Entries taken from a collection:

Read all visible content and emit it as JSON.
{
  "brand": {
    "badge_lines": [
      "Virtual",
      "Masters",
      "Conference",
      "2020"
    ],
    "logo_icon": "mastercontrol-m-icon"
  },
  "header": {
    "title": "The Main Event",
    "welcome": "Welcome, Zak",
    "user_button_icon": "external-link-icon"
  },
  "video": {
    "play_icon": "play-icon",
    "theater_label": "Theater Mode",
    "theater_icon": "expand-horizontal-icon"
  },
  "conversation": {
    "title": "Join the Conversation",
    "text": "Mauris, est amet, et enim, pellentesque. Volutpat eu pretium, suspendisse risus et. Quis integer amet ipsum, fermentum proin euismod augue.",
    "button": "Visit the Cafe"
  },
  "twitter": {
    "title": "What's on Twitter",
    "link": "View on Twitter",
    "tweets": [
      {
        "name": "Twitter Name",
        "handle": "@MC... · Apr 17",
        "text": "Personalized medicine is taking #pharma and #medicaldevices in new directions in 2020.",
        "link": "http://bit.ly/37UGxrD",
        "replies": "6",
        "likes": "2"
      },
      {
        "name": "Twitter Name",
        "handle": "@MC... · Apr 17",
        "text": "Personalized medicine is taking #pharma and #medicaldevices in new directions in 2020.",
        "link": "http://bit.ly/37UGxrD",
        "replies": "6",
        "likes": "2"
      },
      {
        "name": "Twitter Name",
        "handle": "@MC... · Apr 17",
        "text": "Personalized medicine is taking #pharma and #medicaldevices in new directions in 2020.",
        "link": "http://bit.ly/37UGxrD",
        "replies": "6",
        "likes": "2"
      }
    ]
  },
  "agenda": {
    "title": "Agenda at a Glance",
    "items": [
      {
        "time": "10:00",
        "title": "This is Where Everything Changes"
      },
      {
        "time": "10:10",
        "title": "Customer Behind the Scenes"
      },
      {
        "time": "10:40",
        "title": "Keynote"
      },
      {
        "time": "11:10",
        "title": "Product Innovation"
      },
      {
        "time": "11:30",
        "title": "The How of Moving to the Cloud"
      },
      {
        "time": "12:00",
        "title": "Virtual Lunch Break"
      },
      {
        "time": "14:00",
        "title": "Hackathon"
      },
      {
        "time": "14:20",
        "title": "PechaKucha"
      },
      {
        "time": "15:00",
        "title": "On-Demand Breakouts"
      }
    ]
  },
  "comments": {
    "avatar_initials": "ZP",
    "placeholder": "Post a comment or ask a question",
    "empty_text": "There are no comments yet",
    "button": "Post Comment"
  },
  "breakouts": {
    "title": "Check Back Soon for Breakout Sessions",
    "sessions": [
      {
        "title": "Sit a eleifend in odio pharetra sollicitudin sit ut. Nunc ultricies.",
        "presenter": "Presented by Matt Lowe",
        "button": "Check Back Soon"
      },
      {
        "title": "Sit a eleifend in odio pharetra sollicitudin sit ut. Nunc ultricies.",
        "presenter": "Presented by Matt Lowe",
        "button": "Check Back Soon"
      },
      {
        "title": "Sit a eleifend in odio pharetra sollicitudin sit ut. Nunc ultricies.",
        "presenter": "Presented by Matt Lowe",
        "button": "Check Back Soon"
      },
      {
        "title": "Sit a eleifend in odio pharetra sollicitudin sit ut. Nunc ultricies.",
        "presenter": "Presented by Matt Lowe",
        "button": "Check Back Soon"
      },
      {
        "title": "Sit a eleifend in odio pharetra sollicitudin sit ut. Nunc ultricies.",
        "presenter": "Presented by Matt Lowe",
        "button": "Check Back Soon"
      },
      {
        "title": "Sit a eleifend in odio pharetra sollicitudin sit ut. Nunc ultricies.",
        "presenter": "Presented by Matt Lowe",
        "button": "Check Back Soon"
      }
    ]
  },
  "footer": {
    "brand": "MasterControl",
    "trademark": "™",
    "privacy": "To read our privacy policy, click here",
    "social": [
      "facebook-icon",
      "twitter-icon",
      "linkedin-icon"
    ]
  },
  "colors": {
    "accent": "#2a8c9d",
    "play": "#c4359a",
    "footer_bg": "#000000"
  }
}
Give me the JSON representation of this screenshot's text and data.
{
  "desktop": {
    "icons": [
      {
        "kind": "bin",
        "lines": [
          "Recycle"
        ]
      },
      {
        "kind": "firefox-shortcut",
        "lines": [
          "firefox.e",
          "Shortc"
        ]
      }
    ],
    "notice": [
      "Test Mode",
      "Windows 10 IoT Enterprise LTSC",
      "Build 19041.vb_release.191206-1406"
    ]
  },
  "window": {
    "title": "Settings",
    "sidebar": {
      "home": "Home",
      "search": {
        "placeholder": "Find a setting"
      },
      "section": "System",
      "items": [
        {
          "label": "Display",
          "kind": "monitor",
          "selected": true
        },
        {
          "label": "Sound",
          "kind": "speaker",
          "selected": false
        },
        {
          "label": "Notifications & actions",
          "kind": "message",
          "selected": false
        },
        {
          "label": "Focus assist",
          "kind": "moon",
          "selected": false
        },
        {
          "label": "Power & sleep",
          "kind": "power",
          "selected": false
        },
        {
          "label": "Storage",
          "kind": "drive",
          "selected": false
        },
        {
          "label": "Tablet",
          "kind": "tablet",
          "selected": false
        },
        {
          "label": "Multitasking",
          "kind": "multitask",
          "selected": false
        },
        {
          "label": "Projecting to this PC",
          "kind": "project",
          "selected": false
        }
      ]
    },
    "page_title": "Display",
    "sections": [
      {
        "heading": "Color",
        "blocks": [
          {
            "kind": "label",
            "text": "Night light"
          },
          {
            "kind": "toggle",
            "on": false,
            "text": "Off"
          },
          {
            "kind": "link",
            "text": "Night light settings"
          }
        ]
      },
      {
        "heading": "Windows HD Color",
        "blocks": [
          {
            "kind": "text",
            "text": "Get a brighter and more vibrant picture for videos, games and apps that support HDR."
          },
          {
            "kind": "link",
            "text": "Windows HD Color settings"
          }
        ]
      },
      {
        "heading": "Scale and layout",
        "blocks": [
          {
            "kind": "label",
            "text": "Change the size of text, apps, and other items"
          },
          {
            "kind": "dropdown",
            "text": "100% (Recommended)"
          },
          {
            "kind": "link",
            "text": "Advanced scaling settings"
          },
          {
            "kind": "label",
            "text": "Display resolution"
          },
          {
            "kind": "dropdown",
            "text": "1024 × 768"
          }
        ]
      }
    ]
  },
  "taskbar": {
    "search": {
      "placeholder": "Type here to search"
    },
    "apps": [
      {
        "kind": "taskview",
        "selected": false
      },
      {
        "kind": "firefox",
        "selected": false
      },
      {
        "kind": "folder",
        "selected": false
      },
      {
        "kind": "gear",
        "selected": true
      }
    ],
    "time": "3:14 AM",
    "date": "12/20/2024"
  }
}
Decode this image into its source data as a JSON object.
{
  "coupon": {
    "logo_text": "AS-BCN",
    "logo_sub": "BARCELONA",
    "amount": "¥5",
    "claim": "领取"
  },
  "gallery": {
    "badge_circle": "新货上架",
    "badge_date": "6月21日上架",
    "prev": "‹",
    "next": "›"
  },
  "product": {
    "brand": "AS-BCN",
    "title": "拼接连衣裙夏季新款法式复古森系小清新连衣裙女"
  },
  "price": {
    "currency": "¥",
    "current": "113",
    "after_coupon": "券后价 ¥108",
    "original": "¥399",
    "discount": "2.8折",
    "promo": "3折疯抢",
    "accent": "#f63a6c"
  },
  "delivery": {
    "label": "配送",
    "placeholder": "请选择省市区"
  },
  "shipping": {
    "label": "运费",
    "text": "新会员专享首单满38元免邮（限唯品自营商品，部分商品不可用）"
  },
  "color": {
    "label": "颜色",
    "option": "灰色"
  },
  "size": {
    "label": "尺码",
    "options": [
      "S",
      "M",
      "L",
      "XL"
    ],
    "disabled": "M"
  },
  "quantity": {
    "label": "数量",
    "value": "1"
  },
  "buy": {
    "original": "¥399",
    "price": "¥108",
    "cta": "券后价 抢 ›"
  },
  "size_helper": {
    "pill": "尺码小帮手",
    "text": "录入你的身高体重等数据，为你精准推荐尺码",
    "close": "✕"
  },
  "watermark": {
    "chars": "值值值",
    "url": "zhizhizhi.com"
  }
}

### INSTRUCTION
Return every line from the one holding "Decode this image" through the end of the data, exactly as it appears, with both ends kept and nothing else.

### TASK SOLUTION
Decode this image into its source data as a JSON object.
{
  "coupon": {
    "logo_text": "AS-BCN",
    "logo_sub": "BARCELONA",
    "amount": "¥5",
    "claim": "领取"
  },
  "gallery": {
    "badge_circle": "新货上架",
    "badge_date": "6月21日上架",
    "prev": "‹",
    "next": "›"
  },
  "product": {
    "brand": "AS-BCN",
    "title": "拼接连衣裙夏季新款法式复古森系小清新连衣裙女"
  },
  "price": {
    "currency": "¥",
    "current": "113",
    "after_coupon": "券后价 ¥108",
    "original": "¥399",
    "discount": "2.8折",
    "promo": "3折疯抢",
    "accent": "#f63a6c"
  },
  "delivery": {
    "label": "配送",
    "placeholder": "请选择省市区"
  },
  "shipping": {
    "label": "运费",
    "text": "新会员专享首单满38元免邮（限唯品自营商品，部分商品不可用）"
  },
  "color": {
    "label": "颜色",
    "option": "灰色"
  },
  "size": {
    "label": "尺码",
    "options": [
      "S",
      "M",
      "L",
      "XL"
    ],
    "disabled": "M"
  },
  "quantity": {
    "label": "数量",
    "value": "1"
  },
  "buy": {
    "original": "¥399",
    "price": "¥108",
    "cta": "券后价 抢 ›"
  },
  "size_helper": {
    "pill": "尺码小帮手",
    "text": "录入你的身高体重等数据，为你精准推荐尺码",
    "close": "✕"
  },
  "watermark": {
    "chars": "值值值",
    "url": "zhizhizhi.com"
  }
}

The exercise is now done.